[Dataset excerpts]
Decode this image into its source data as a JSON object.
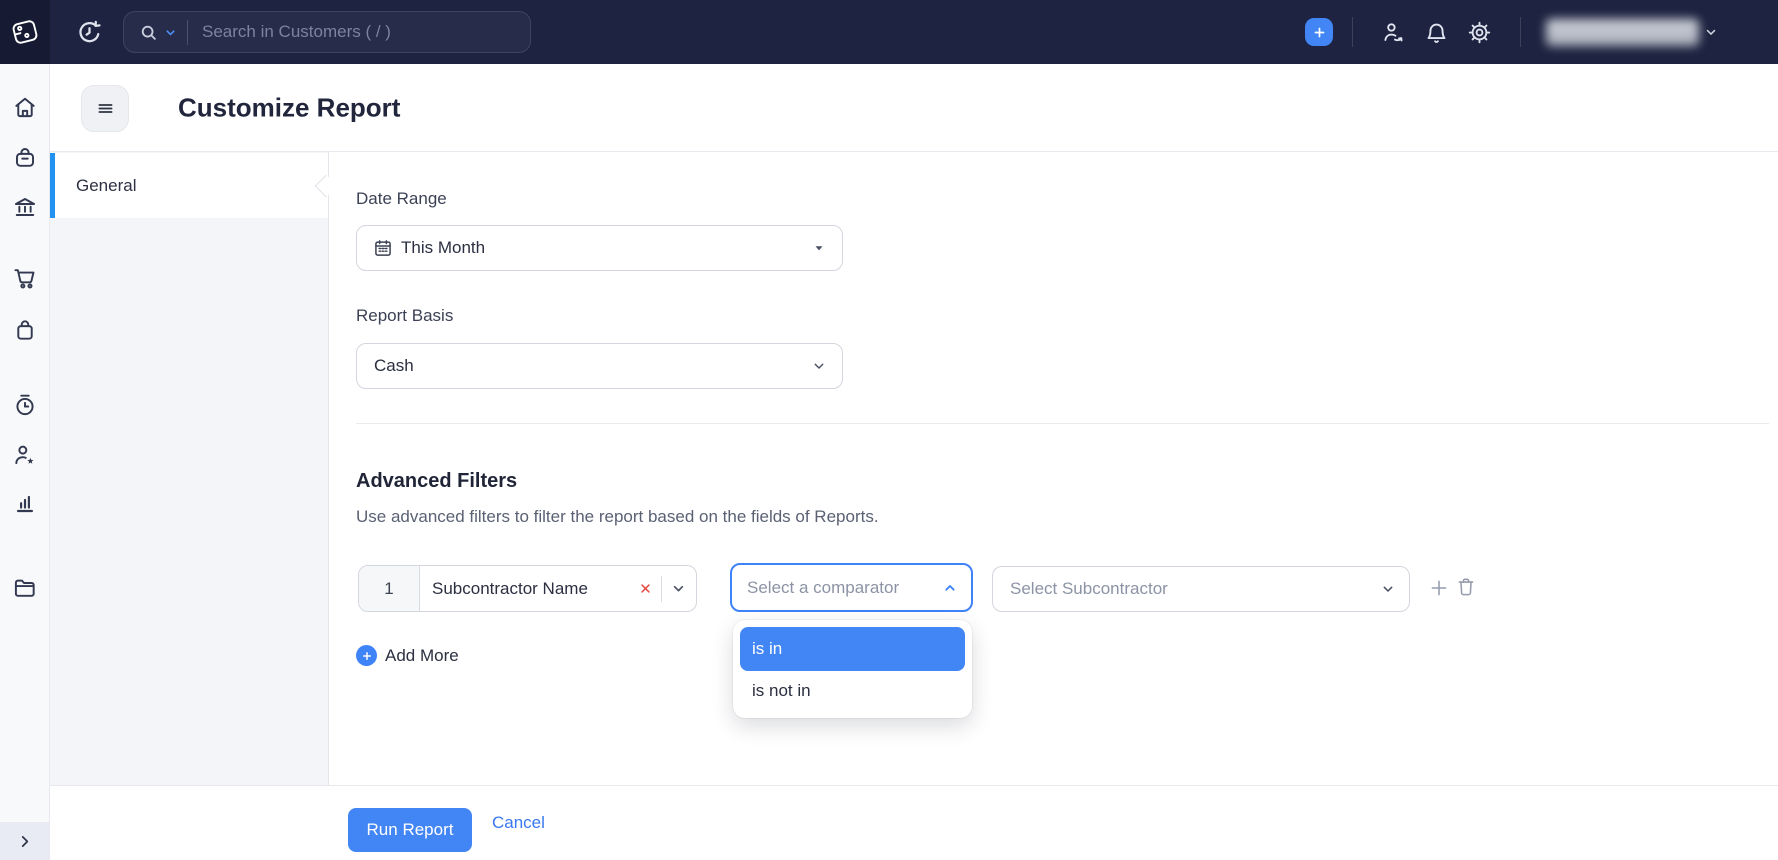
{
  "topbar": {
    "search_placeholder": "Search in Customers ( / )",
    "plus_tooltip": "+",
    "icons": [
      "books-logo",
      "history",
      "search",
      "search-scope-chevron",
      "add-plus",
      "referral-users",
      "notifications-bell",
      "settings-gear",
      "org-chevron-down"
    ]
  },
  "sidebar": {
    "items": [
      {
        "icon": "home"
      },
      {
        "icon": "items-bag"
      },
      {
        "icon": "banking"
      },
      {
        "icon": "sales-cart"
      },
      {
        "icon": "purchases-bag"
      },
      {
        "icon": "time-tracking"
      },
      {
        "icon": "accountant-person-star"
      },
      {
        "icon": "reports-chart"
      },
      {
        "icon": "documents-folder"
      }
    ],
    "expand_icon": "chevron-right"
  },
  "header": {
    "title": "Customize Report",
    "menu_icon": "hamburger"
  },
  "panel": {
    "tabs": [
      {
        "label": "General",
        "active": true
      }
    ]
  },
  "form": {
    "date_range": {
      "label": "Date Range",
      "value": "This Month",
      "icon": "calendar"
    },
    "report_basis": {
      "label": "Report Basis",
      "value": "Cash"
    },
    "advanced_filters": {
      "title": "Advanced Filters",
      "description": "Use advanced filters to filter the report based on the fields of Reports."
    },
    "filter_row": {
      "index": "1",
      "field": "Subcontractor Name",
      "comparator_placeholder": "Select a comparator",
      "value_placeholder": "Select Subcontractor"
    },
    "add_more_label": "Add More"
  },
  "comparator_dropdown": {
    "options": [
      {
        "label": "is in",
        "selected": true
      },
      {
        "label": "is not in",
        "selected": false
      }
    ]
  },
  "footer": {
    "run_label": "Run Report",
    "cancel_label": "Cancel"
  },
  "colors": {
    "topbar_bg": "#1d2340",
    "accent_blue": "#4285f4",
    "focus_border_blue": "#3f83f8",
    "active_tab_bar_blue": "#2192ef",
    "danger_red": "#e5483e",
    "link_blue": "#3a78ef",
    "panel_bg": "#f3f5f8"
  }
}
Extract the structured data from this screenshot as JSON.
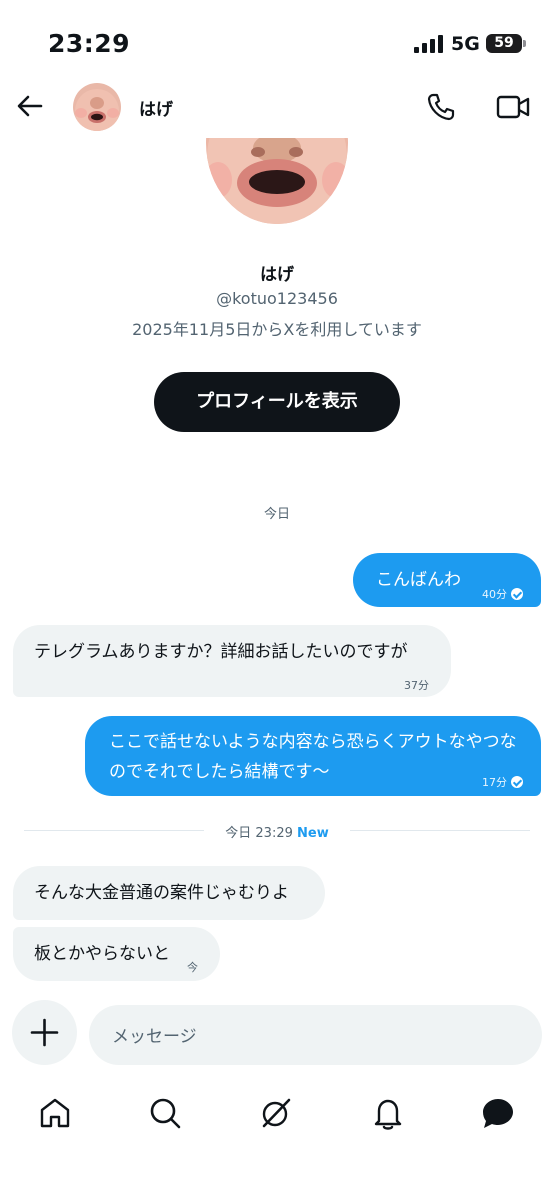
{
  "status_bar": {
    "time": "23:29",
    "network": "5G",
    "battery": "59"
  },
  "header": {
    "name": "はげ"
  },
  "profile": {
    "name": "はげ",
    "handle": "@kotuo123456",
    "joined": "2025年11月5日からXを利用しています",
    "view_profile_label": "プロフィールを表示"
  },
  "conversation": {
    "date_separator": "今日",
    "new_separator": {
      "label": "今日 23:29",
      "new_tag": "New"
    },
    "messages": [
      {
        "direction": "sent",
        "text": "こんばんわ",
        "time": "40分",
        "read": true
      },
      {
        "direction": "received",
        "text": "テレグラムありますか？詳細お話したいのですが",
        "time": "37分"
      },
      {
        "direction": "sent",
        "text": "ここで話せないような内容なら恐らくアウトなやつなのでそれでしたら結構です〜",
        "time": "17分",
        "read": true
      },
      {
        "direction": "received",
        "text": "そんな大金普通の案件じゃむりよ",
        "time": ""
      },
      {
        "direction": "received",
        "text": "板とかやらないと",
        "time": "今"
      }
    ]
  },
  "composer": {
    "placeholder": "メッセージ"
  },
  "bottom_nav": {
    "items": [
      {
        "icon": "home-icon"
      },
      {
        "icon": "search-icon"
      },
      {
        "icon": "grok-icon"
      },
      {
        "icon": "bell-icon"
      },
      {
        "icon": "messages-icon"
      }
    ]
  },
  "colors": {
    "accent": "#1d9bf0",
    "received_bubble": "#eff3f4",
    "dark_button": "#0f1419"
  }
}
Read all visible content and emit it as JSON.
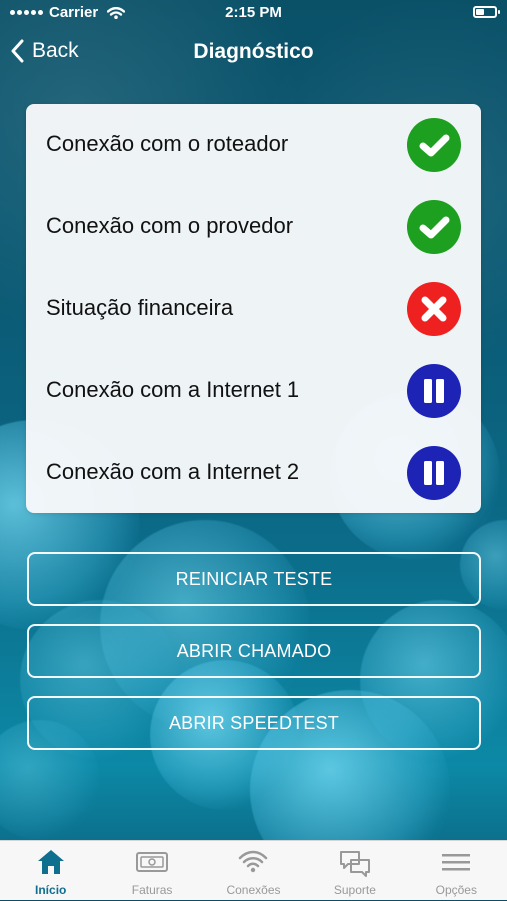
{
  "status_bar": {
    "carrier": "Carrier",
    "time": "2:15 PM"
  },
  "nav": {
    "back_label": "Back",
    "title": "Diagnóstico"
  },
  "diagnostics": [
    {
      "label": "Conexão com o roteador",
      "status": "ok",
      "icon": "check-icon"
    },
    {
      "label": "Conexão com o provedor",
      "status": "ok",
      "icon": "check-icon"
    },
    {
      "label": "Situação financeira",
      "status": "error",
      "icon": "x-icon"
    },
    {
      "label": "Conexão com a Internet 1",
      "status": "paused",
      "icon": "pause-icon"
    },
    {
      "label": "Conexão com a Internet 2",
      "status": "paused",
      "icon": "pause-icon"
    }
  ],
  "actions": {
    "restart": "REINICIAR TESTE",
    "open_ticket": "ABRIR CHAMADO",
    "open_speedtest": "ABRIR SPEEDTEST"
  },
  "tabs": [
    {
      "label": "Início",
      "icon": "home-icon",
      "active": true
    },
    {
      "label": "Faturas",
      "icon": "bill-icon",
      "active": false
    },
    {
      "label": "Conexões",
      "icon": "wifi-icon",
      "active": false
    },
    {
      "label": "Suporte",
      "icon": "chat-icon",
      "active": false
    },
    {
      "label": "Opções",
      "icon": "menu-icon",
      "active": false
    }
  ],
  "colors": {
    "ok": "#1d9f1f",
    "error": "#ef2020",
    "paused": "#1d24b5",
    "tab_active": "#0f6f8f",
    "tab_inactive": "#999999"
  }
}
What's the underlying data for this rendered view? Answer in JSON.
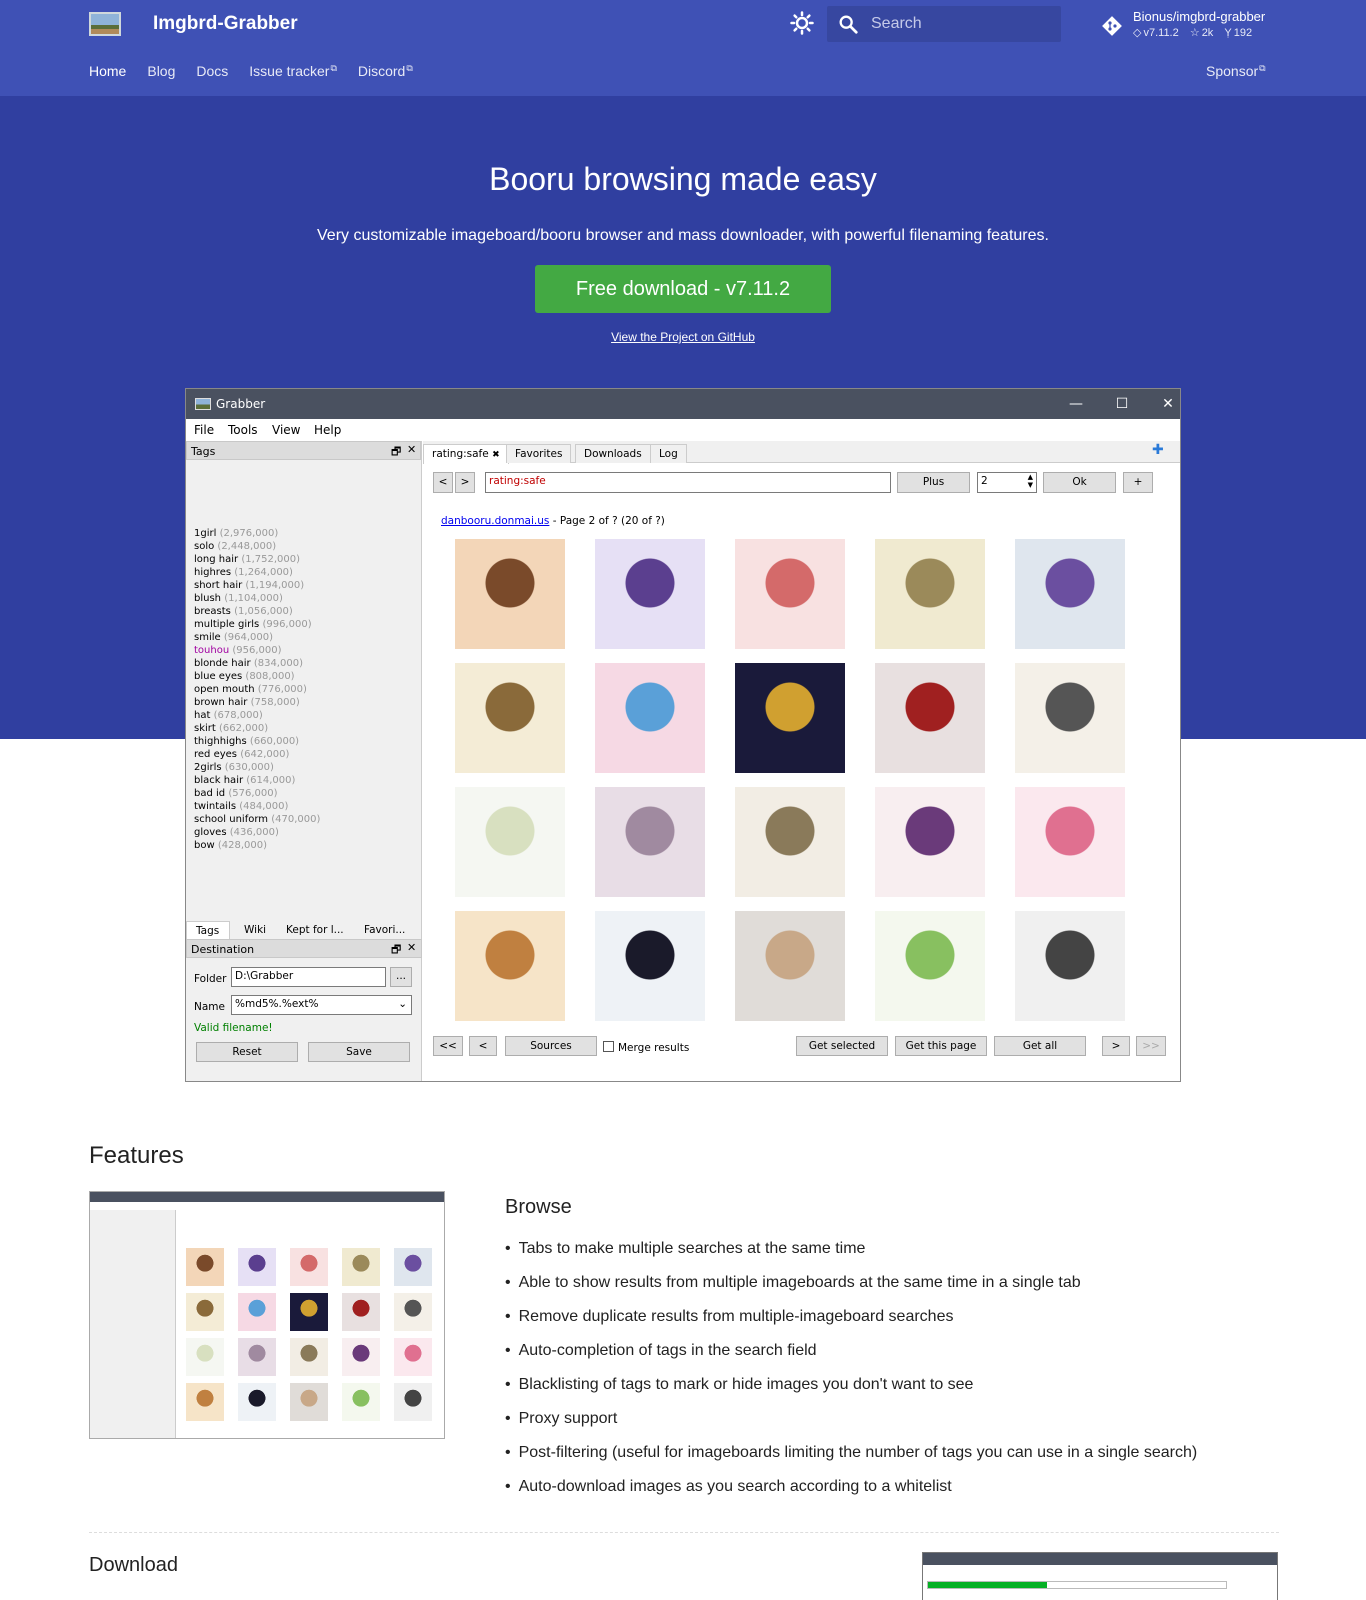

» **TASK GOAL**:
Repeat each record exactly as shown above, dropping all images.

» **OUTPUT FOR THIS EXERCISE**:
Decode this image into its source data as a JSON object.
{
  "topbar": {
    "search_placeholder": "Search in Customers ( / )",
    "plus_tooltip": "+",
    "icons": [
      "books-logo",
      "history",
      "search",
      "search-scope-chevron",
      "add-plus",
      "referral-users",
      "notifications-bell",
      "settings-gear",
      "org-chevron-down"
    ]
  },
  "sidebar": {
    "items": [
      {
        "icon": "home"
      },
      {
        "icon": "items-bag"
      },
      {
        "icon": "banking"
      },
      {
        "icon": "sales-cart"
      },
      {
        "icon": "purchases-bag"
      },
      {
        "icon": "time-tracking"
      },
      {
        "icon": "accountant-person-star"
      },
      {
        "icon": "reports-chart"
      },
      {
        "icon": "documents-folder"
      }
    ],
    "expand_icon": "chevron-right"
  },
  "header": {
    "title": "Customize Report",
    "menu_icon": "hamburger"
  },
  "panel": {
    "tabs": [
      {
        "label": "General",
        "active": true
      }
    ]
  },
  "form": {
    "date_range": {
      "label": "Date Range",
      "value": "This Month",
      "icon": "calendar"
    },
    "report_basis": {
      "label": "Report Basis",
      "value": "Cash"
    },
    "advanced_filters": {
      "title": "Advanced Filters",
      "description": "Use advanced filters to filter the report based on the fields of Reports."
    },
    "filter_row": {
      "index": "1",
      "field": "Subcontractor Name",
      "comparator_placeholder": "Select a comparator",
      "value_placeholder": "Select Subcontractor"
    },
    "add_more_label": "Add More"
  },
  "comparator_dropdown": {
    "options": [
      {
        "label": "is in",
        "selected": true
      },
      {
        "label": "is not in",
        "selected": false
      }
    ]
  },
  "footer": {
    "run_label": "Run Report",
    "cancel_label": "Cancel"
  },
  "colors": {
    "topbar_bg": "#1d2340",
    "accent_blue": "#4285f4",
    "focus_border_blue": "#3f83f8",
    "active_tab_bar_blue": "#2192ef",
    "danger_red": "#e5483e",
    "link_blue": "#3a78ef",
    "panel_bg": "#f3f5f8"
  }
}
Extract the structured data from this screenshot as JSON.
{
  "status_bar": {
    "time": "23:29",
    "network": "5G",
    "battery": "59"
  },
  "header": {
    "name": "はげ"
  },
  "profile": {
    "name": "はげ",
    "handle": "@kotuo123456",
    "joined": "2025年11月5日からXを利用しています",
    "view_profile_label": "プロフィールを表示"
  },
  "conversation": {
    "date_separator": "今日",
    "new_separator": {
      "label": "今日 23:29",
      "new_tag": "New"
    },
    "messages": [
      {
        "direction": "sent",
        "text": "こんばんわ",
        "time": "40分",
        "read": true
      },
      {
        "direction": "received",
        "text": "テレグラムありますか？詳細お話したいのですが",
        "time": "37分"
      },
      {
        "direction": "sent",
        "text": "ここで話せないような内容なら恐らくアウトなやつなのでそれでしたら結構です〜",
        "time": "17分",
        "read": true
      },
      {
        "direction": "received",
        "text": "そんな大金普通の案件じゃむりよ",
        "time": ""
      },
      {
        "direction": "received",
        "text": "板とかやらないと",
        "time": "今"
      }
    ]
  },
  "composer": {
    "placeholder": "メッセージ"
  },
  "bottom_nav": {
    "items": [
      {
        "icon": "home-icon"
      },
      {
        "icon": "search-icon"
      },
      {
        "icon": "grok-icon"
      },
      {
        "icon": "bell-icon"
      },
      {
        "icon": "messages-icon"
      }
    ]
  },
  "colors": {
    "accent": "#1d9bf0",
    "received_bubble": "#eff3f4",
    "dark_button": "#0f1419"
  }
}
Read all visible content and emit it as JSON.
{
  "status_bar": {
    "carrier": "Carrier",
    "time": "2:15 PM"
  },
  "nav": {
    "back_label": "Back",
    "title": "Diagnóstico"
  },
  "diagnostics": [
    {
      "label": "Conexão com o roteador",
      "status": "ok",
      "icon": "check-icon"
    },
    {
      "label": "Conexão com o provedor",
      "status": "ok",
      "icon": "check-icon"
    },
    {
      "label": "Situação financeira",
      "status": "error",
      "icon": "x-icon"
    },
    {
      "label": "Conexão com a Internet 1",
      "status": "paused",
      "icon": "pause-icon"
    },
    {
      "label": "Conexão com a Internet 2",
      "status": "paused",
      "icon": "pause-icon"
    }
  ],
  "actions": {
    "restart": "REINICIAR TESTE",
    "open_ticket": "ABRIR CHAMADO",
    "open_speedtest": "ABRIR SPEEDTEST"
  },
  "tabs": [
    {
      "label": "Início",
      "icon": "home-icon",
      "active": true
    },
    {
      "label": "Faturas",
      "icon": "bill-icon",
      "active": false
    },
    {
      "label": "Conexões",
      "icon": "wifi-icon",
      "active": false
    },
    {
      "label": "Suporte",
      "icon": "chat-icon",
      "active": false
    },
    {
      "label": "Opções",
      "icon": "menu-icon",
      "active": false
    }
  ],
  "colors": {
    "ok": "#1d9f1f",
    "error": "#ef2020",
    "paused": "#1d24b5",
    "tab_active": "#0f6f8f",
    "tab_inactive": "#999999"
  }
}
What's the underlying data for this rendered view? Answer in JSON.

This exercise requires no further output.